Text shown:
--- begin ---
Would this irritate you?

@leanneg (178)
Canada
January 1, 2008 7:58pm CST
Ok I've been friends with my best bud for 7 years know. I've noticed she has got really jelious of my other friends I hang out with. She keeps planning days over at my house without my permission and is just showing up. If I do something without her she gets angry and babyish, My sister was talking about seeing the movie "The Golden Compass" when she was around and she told us "I have to go with my mom and I don't wanna see it". So a few days later my sister and I went to the movies to go see it. My friend calls before I'm on my way out the door and I tell her where I'm going. She says "Ohh your going without me?" and I said " Yeah what's wrong with that". So she gets off the phone. After the movie is finished and I'm home I get a phone call from her, she calls crying. She's called to say that I was a bad friend for not inviting her. Well the whole time I've known her I have to keep secrets of where I'm going without her or she would get really angry with me. Know I don't tell her nothing but she calls everyday to check up on me (which is really annoying me) 2 days ago she called and I wasn't home I went to the grocery store. I come back and the is over 5 calls from her. Then my front door flies open and guess who? I had my whole day planned out and she stayed till 1 in the morning. Now wouldn't that irritate you?
--- end ---
Given material:
--- begin ---
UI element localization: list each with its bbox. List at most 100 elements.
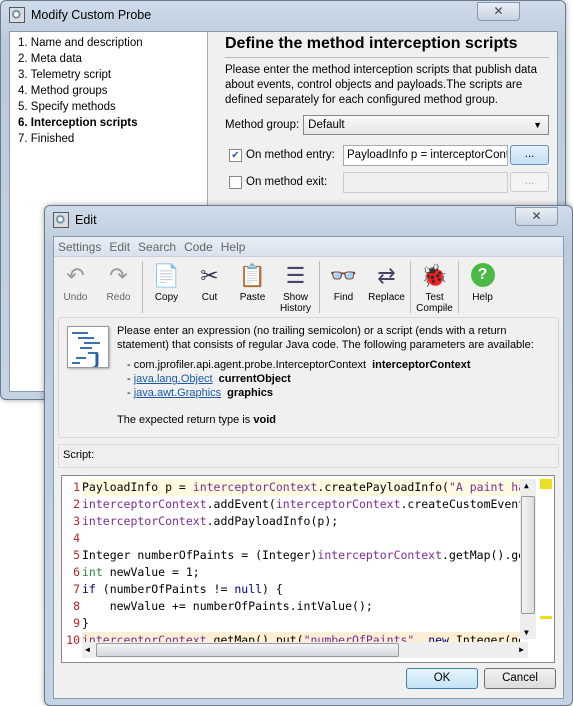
--- end ---
Decide whether each statement agrees with the post, and answer yes or no with the deciding words quoted from it: (a) The writer has been friends with this best friend for seven years. (b) The friend first called after the writer had already left for the movie. (c) On the day of her unannounced visit, the friend stayed until 1 in the morning. Answer from the post alone.

Solved problem:
(a) Yes: "I've been friends with my best bud for 7 years"
(b) No: "My friend calls before I'm on my way out the door"
(c) Yes: "she stayed till 1 in the morning"